◆ Stored data
☆ ☆ ☆ ☆

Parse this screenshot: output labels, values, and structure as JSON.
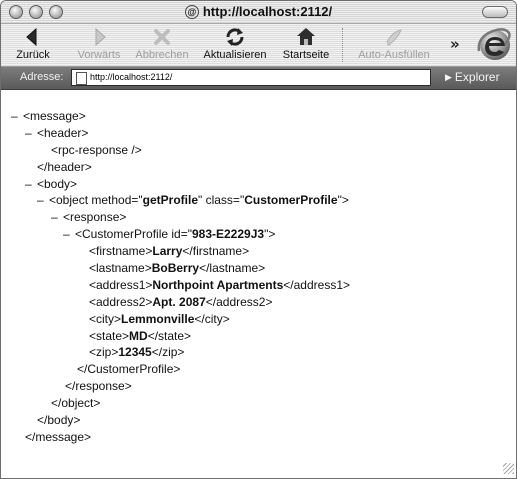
{
  "window": {
    "title": "http://localhost:2112/"
  },
  "toolbar": {
    "back_label": "Zurück",
    "forward_label": "Vorwärts",
    "stop_label": "Abbrechen",
    "refresh_label": "Aktualisieren",
    "home_label": "Startseite",
    "autofill_label": "Auto-Ausfüllen",
    "more_symbol": "»"
  },
  "address_bar": {
    "label": "Adresse:",
    "url": "http://localhost:2112/",
    "explorer_label": "Explorer"
  },
  "xml": {
    "l1": "<message>",
    "l2": "<header>",
    "l3": "<rpc-response />",
    "l4": "</header>",
    "l5": "<body>",
    "l6_open": "<object method=\"",
    "l6_method": "getProfile",
    "l6_mid": "\" class=\"",
    "l6_class": "CustomerProfile",
    "l6_close": "\">",
    "l7": "<response>",
    "l8_open": "<CustomerProfile id=\"",
    "l8_id": "983-E2229J3",
    "l8_close": "\">",
    "firstname_open": "<firstname>",
    "firstname_value": "Larry",
    "firstname_close": "</firstname>",
    "lastname_open": "<lastname>",
    "lastname_value": "BoBerry",
    "lastname_close": "</lastname>",
    "address1_open": "<address1>",
    "address1_value": "Northpoint Apartments",
    "address1_close": "</address1>",
    "address2_open": "<address2>",
    "address2_value": "Apt. 2087",
    "address2_close": "</address2>",
    "city_open": "<city>",
    "city_value": "Lemmonville",
    "city_close": "</city>",
    "state_open": "<state>",
    "state_value": "MD",
    "state_close": "</state>",
    "zip_open": "<zip>",
    "zip_value": "12345",
    "zip_close": "</zip>",
    "l16": "</CustomerProfile>",
    "l17": "</response>",
    "l18": "</object>",
    "l19": "</body>",
    "l20": "</message>",
    "toggle": "–"
  }
}
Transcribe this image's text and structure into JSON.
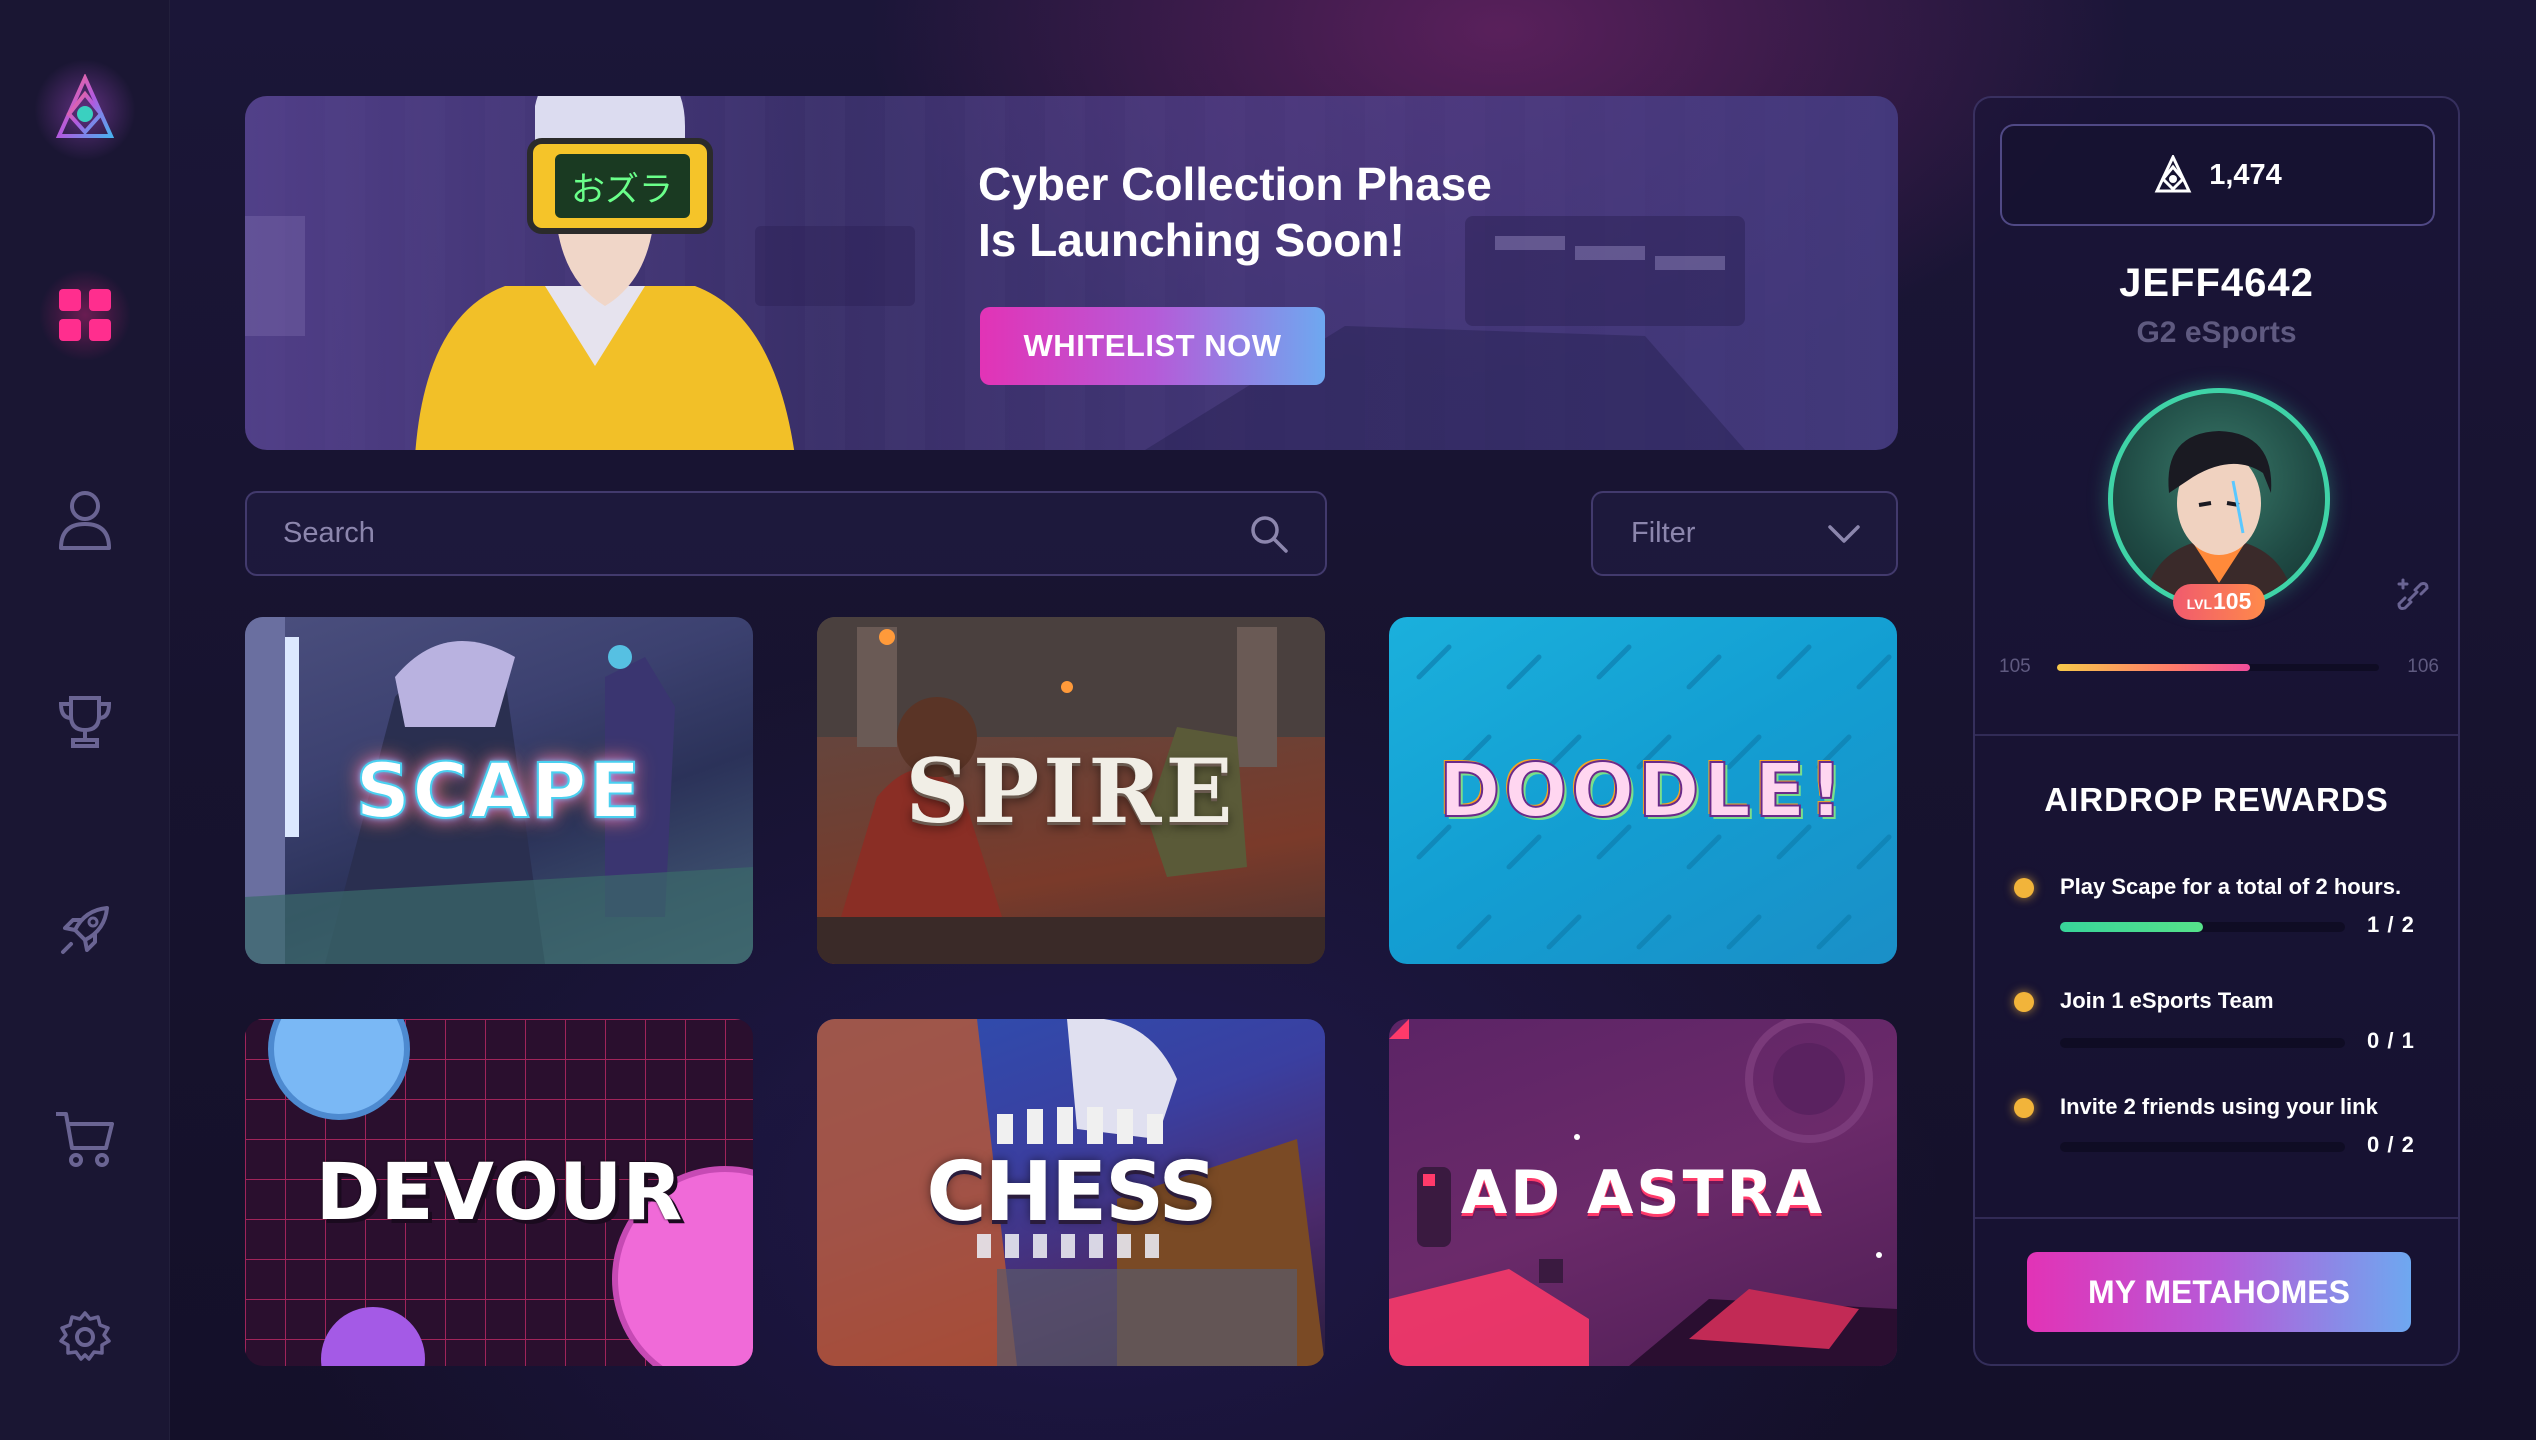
{
  "sidebar": {
    "items": [
      {
        "name": "logo",
        "icon": "app-logo-icon"
      },
      {
        "name": "dashboard",
        "icon": "grid-icon",
        "active": true,
        "color": "#ff2e8e"
      },
      {
        "name": "profile",
        "icon": "user-icon"
      },
      {
        "name": "tournaments",
        "icon": "trophy-icon"
      },
      {
        "name": "launch",
        "icon": "rocket-icon"
      },
      {
        "name": "store",
        "icon": "cart-icon"
      },
      {
        "name": "settings",
        "icon": "gear-icon"
      }
    ]
  },
  "banner": {
    "title_line1": "Cyber Collection Phase",
    "title_line2": "Is Launching Soon!",
    "sign_text": "おズラ",
    "cta_label": "WHITELIST NOW"
  },
  "search": {
    "placeholder": "Search"
  },
  "filter": {
    "label": "Filter"
  },
  "games": [
    {
      "title": "SCAPE"
    },
    {
      "title": "SPIRE"
    },
    {
      "title": "DOODLE!"
    },
    {
      "title": "DEVOUR"
    },
    {
      "title": "CHESS"
    },
    {
      "title": "AD ASTRA"
    }
  ],
  "profile": {
    "coins": "1,474",
    "username": "JEFF4642",
    "team": "G2 eSports",
    "level_prefix": "LVL",
    "level": "105",
    "xp_from": "105",
    "xp_to": "106",
    "xp_progress": 0.6
  },
  "airdrop": {
    "title": "AIRDROP REWARDS",
    "tasks": [
      {
        "text": "Play Scape for a total of 2 hours.",
        "count": "1 / 2",
        "progress": 0.5
      },
      {
        "text": "Join 1 eSports Team",
        "count": "0 / 1",
        "progress": 0
      },
      {
        "text": "Invite 2 friends using your link",
        "count": "0 / 2",
        "progress": 0
      }
    ]
  },
  "cta": {
    "metahomes_label": "MY METAHOMES"
  },
  "colors": {
    "accent_pink": "#e233b6",
    "accent_blue": "#6ea8f0",
    "avatar_ring": "#3fd3a7",
    "task_dot": "#f2b43a"
  }
}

☆ ☆ ☆ ☆

◆ Objective
Quote the records in their entirety, keeping the wording exact and excluding pictures.

◆ The output
Parse this screenshot: output labels, values, and structure as JSON.
{
  "window": {
    "title": "http://localhost:2112/"
  },
  "toolbar": {
    "back_label": "Zurück",
    "forward_label": "Vorwärts",
    "stop_label": "Abbrechen",
    "refresh_label": "Aktualisieren",
    "home_label": "Startseite",
    "autofill_label": "Auto-Ausfüllen",
    "more_symbol": "»"
  },
  "address_bar": {
    "label": "Adresse:",
    "url": "http://localhost:2112/",
    "explorer_label": "Explorer"
  },
  "xml": {
    "l1": "<message>",
    "l2": "<header>",
    "l3": "<rpc-response />",
    "l4": "</header>",
    "l5": "<body>",
    "l6_open": "<object method=\"",
    "l6_method": "getProfile",
    "l6_mid": "\" class=\"",
    "l6_class": "CustomerProfile",
    "l6_close": "\">",
    "l7": "<response>",
    "l8_open": "<CustomerProfile id=\"",
    "l8_id": "983-E2229J3",
    "l8_close": "\">",
    "firstname_open": "<firstname>",
    "firstname_value": "Larry",
    "firstname_close": "</firstname>",
    "lastname_open": "<lastname>",
    "lastname_value": "BoBerry",
    "lastname_close": "</lastname>",
    "address1_open": "<address1>",
    "address1_value": "Northpoint Apartments",
    "address1_close": "</address1>",
    "address2_open": "<address2>",
    "address2_value": "Apt. 2087",
    "address2_close": "</address2>",
    "city_open": "<city>",
    "city_value": "Lemmonville",
    "city_close": "</city>",
    "state_open": "<state>",
    "state_value": "MD",
    "state_close": "</state>",
    "zip_open": "<zip>",
    "zip_value": "12345",
    "zip_close": "</zip>",
    "l16": "</CustomerProfile>",
    "l17": "</response>",
    "l18": "</object>",
    "l19": "</body>",
    "l20": "</message>",
    "toggle": "–"
  }
}
Transcribe this image's text and structure into JSON.
{
  "sidebar": {
    "items": [
      {
        "name": "logo",
        "icon": "app-logo-icon"
      },
      {
        "name": "dashboard",
        "icon": "grid-icon",
        "active": true,
        "color": "#ff2e8e"
      },
      {
        "name": "profile",
        "icon": "user-icon"
      },
      {
        "name": "tournaments",
        "icon": "trophy-icon"
      },
      {
        "name": "launch",
        "icon": "rocket-icon"
      },
      {
        "name": "store",
        "icon": "cart-icon"
      },
      {
        "name": "settings",
        "icon": "gear-icon"
      }
    ]
  },
  "banner": {
    "title_line1": "Cyber Collection Phase",
    "title_line2": "Is Launching Soon!",
    "sign_text": "おズラ",
    "cta_label": "WHITELIST NOW"
  },
  "search": {
    "placeholder": "Search"
  },
  "filter": {
    "label": "Filter"
  },
  "games": [
    {
      "title": "SCAPE"
    },
    {
      "title": "SPIRE"
    },
    {
      "title": "DOODLE!"
    },
    {
      "title": "DEVOUR"
    },
    {
      "title": "CHESS"
    },
    {
      "title": "AD ASTRA"
    }
  ],
  "profile": {
    "coins": "1,474",
    "username": "JEFF4642",
    "team": "G2 eSports",
    "level_prefix": "LVL",
    "level": "105",
    "xp_from": "105",
    "xp_to": "106",
    "xp_progress": 0.6
  },
  "airdrop": {
    "title": "AIRDROP REWARDS",
    "tasks": [
      {
        "text": "Play Scape for a total of 2 hours.",
        "count": "1 / 2",
        "progress": 0.5
      },
      {
        "text": "Join 1 eSports Team",
        "count": "0 / 1",
        "progress": 0
      },
      {
        "text": "Invite 2 friends using your link",
        "count": "0 / 2",
        "progress": 0
      }
    ]
  },
  "cta": {
    "metahomes_label": "MY METAHOMES"
  },
  "colors": {
    "accent_pink": "#e233b6",
    "accent_blue": "#6ea8f0",
    "avatar_ring": "#3fd3a7",
    "task_dot": "#f2b43a"
  }
}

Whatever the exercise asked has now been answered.